_EXCERPTED TEXT_:
= = = = =

Open MPI logo

Open MPI User's Mailing List Archives

  |   Home   |   Support   |   FAQ   |   all Open MPI User's mailing list

Subject: Re: [OMPI users] Question about compatibility issues
From: Ted Yu (tedhyu_at_[hidden])
Date: 2009-02-01 11:28:25


Thanx for the info.  It turned out to be a problem with the software, and not an open-mpi issue.

Ted

--- On Sun, 2/1/09, Jeff Squyres <jsquyres_at_[hidden]> wrote:
From: Jeff Squyres <jsquyres_at_[hidden]>
Subject: Re: [OMPI users] Question about compatibility issues
To: tedhyu_at_[hidden], "Open MPI Users" <users_at_[hidden]>
Date: Sunday, February 1, 2009, 3:28 AM

On Jan 26, 2009, at 4:57 PM, Ted Yu wrote:

> I'm new to this group. I'm trying to implement a parallel quantum
code called "Seqquest".
> I'm trying to figure out why there is an error in the implementation
of this code where there is an error:
>
> This job has allocated 2 cpus
> Signal:11 info.si_errno:0(Success) si_code:1(SEGV_MAPERR)
> Failing at addr:(nil)
> [0] func:/usr/lib64/openmpi/libopal.so.0 [0x393af21dc5]
> [1] func:/lib64/tls/libpthread.so.0 [0x393b80c4f0]
> [2]
func:/project/source/seqquest/seqquest_source_v261i/hive_CentOS4.5_parallel/build_261i/quest_ompi.x
[0x4f5cfd]
> [3]
func:/project/source/seqquest/seqquest_source_v261i/hive_CentOS4.5_parallel/build_261i/quest_ompi.x(rhosave_+0x120)
[0x4f6a8a]
> [4]
func:/project/source/seqquest/seqquest_source_v261i/hive_CentOS4.5_parallel/build_261i/quest_ompi.x(MAIN__+0xb710)

= = = = =

_ACTIONS TO TAKE_:
1) Copy the stretch of the Open MPI mailing list thread above from "On Jan 26, 2009, at" through "Signal:11 info.si_errno:0(Success) si_code:1(SEGV_MAPERR)", word for word.
2) In the Open MPI mailing list thread above, what is the name of the parallel quantum code Ted Yu was trying to implement?
3) Go on with the Open MPI mailing list thread above, starting right after its last line.

_SUPPLIED RECORDS_:
= = = = =

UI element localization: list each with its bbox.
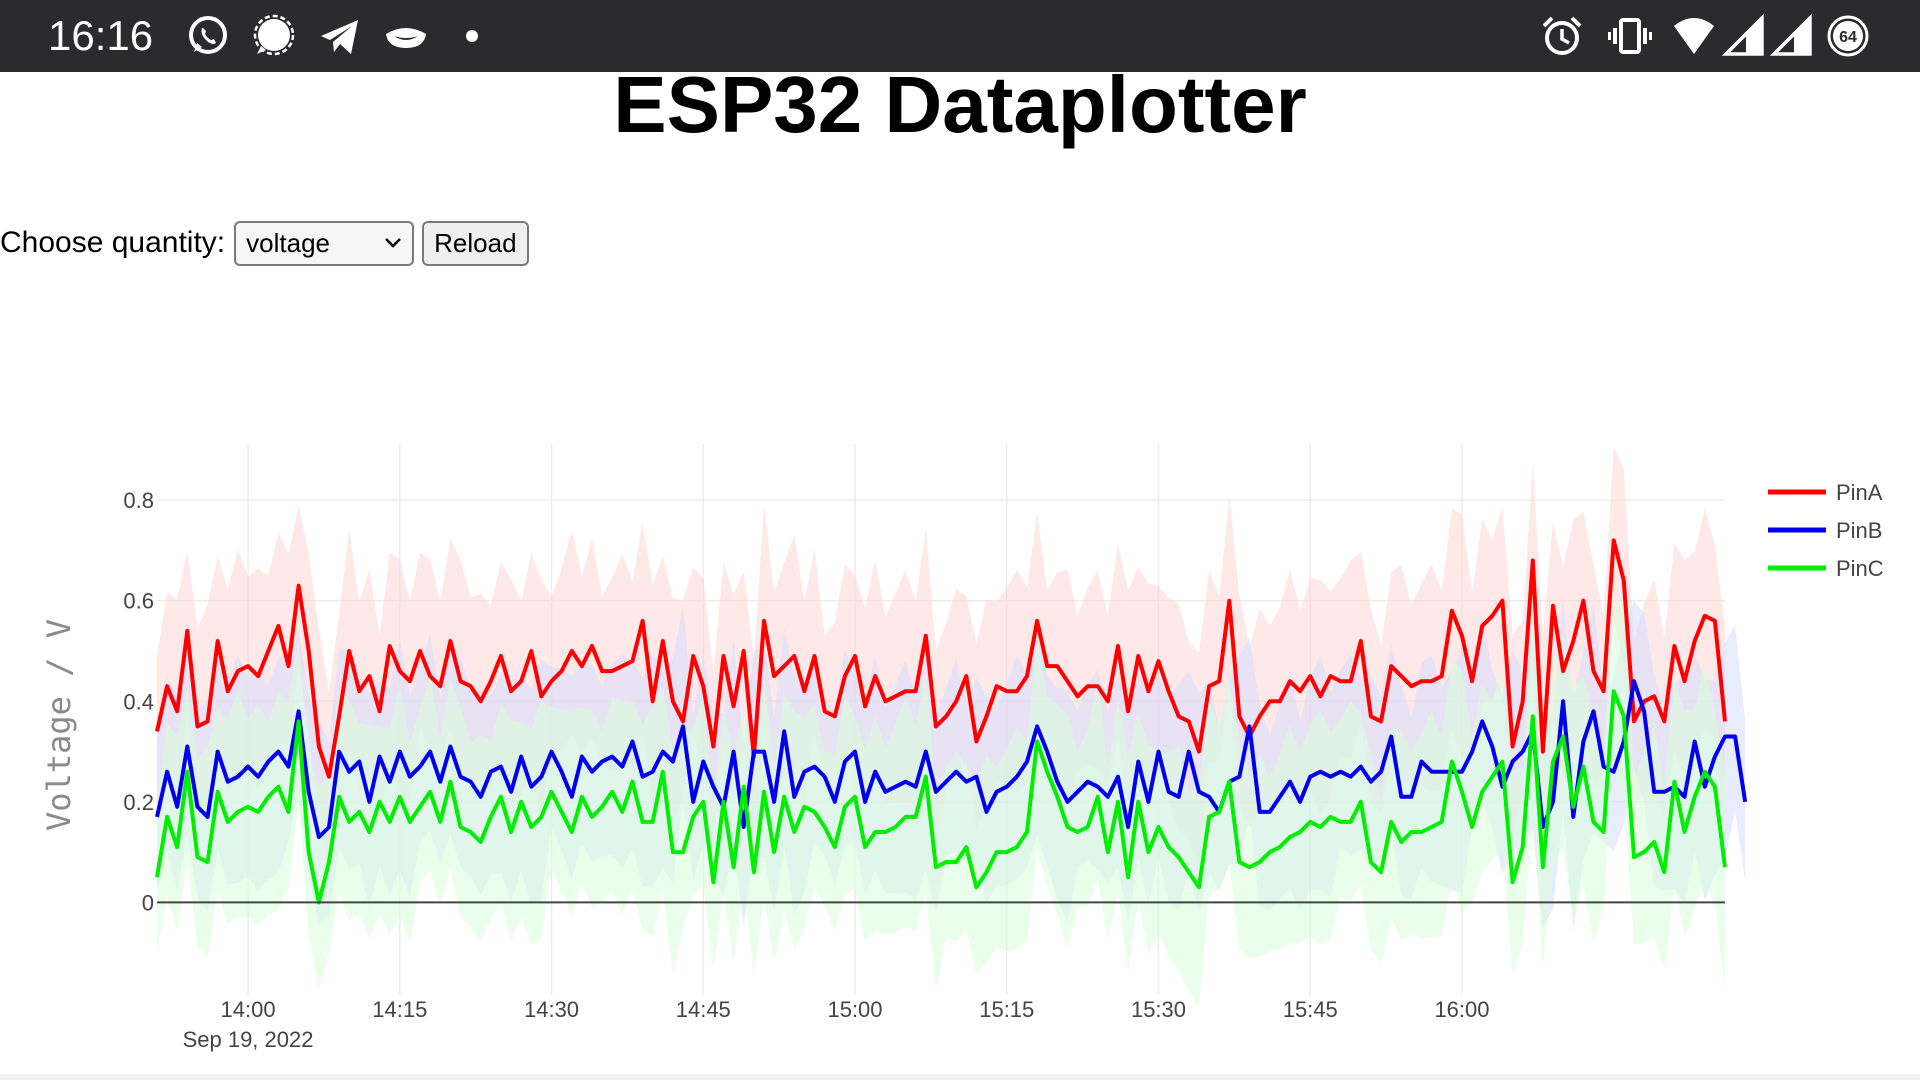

= = = = =

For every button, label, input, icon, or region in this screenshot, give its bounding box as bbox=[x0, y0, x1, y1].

= = = = =

_ANSWERS PER TASK_:
1)
On Jan 26, 2009, at 4:57 PM, Ted Yu wrote:

> I'm new to this group. I'm trying to implement a parallel quantum
code called "Seqquest".
> I'm trying to figure out why there is an error in the implementation
of this code where there is an error:
>
> This job has allocated 2 cpus
> Signal:11 info.si_errno:0(Success) si_code:1(SEGV_MAPERR)

2) Seqquest

3)
[0x431770]
> [5]
func:/project/source/seqquest/seqquest_source_v261i/hive_CentOS4.5_parallel/build_261i/quest_ompi.x(main+0xe)
[0xa717ee]
> [6] func:/lib64/tls/libc.so.6(__libc_start_main+0xdb) [0x393b11c3fb]
> [7]
func:/project/source/seqquest/seqquest_source_v261i/hive_CentOS4.5_parallel/build_261i/quest_ompi.x(free+0x3a)
[0x425fca]
> *** End of error message ***
> ^@mpiexec: Warning: task 0 died with signal 11 (Segmentation fault).
>
>
> Trying to debug this code, I noticed that the math library is an Intel
math library, but all of the codes including scalapack and blacs were compiled
using GNU compiler. Will there be compatibility issues?

There *could* be. Have you tried to compile everything with the GNU compiler?

You might also try to examine what exactly in free() is going bad -- are you
passing a bad address to free? Can you run the code through a debugger and/or
examine corefiles?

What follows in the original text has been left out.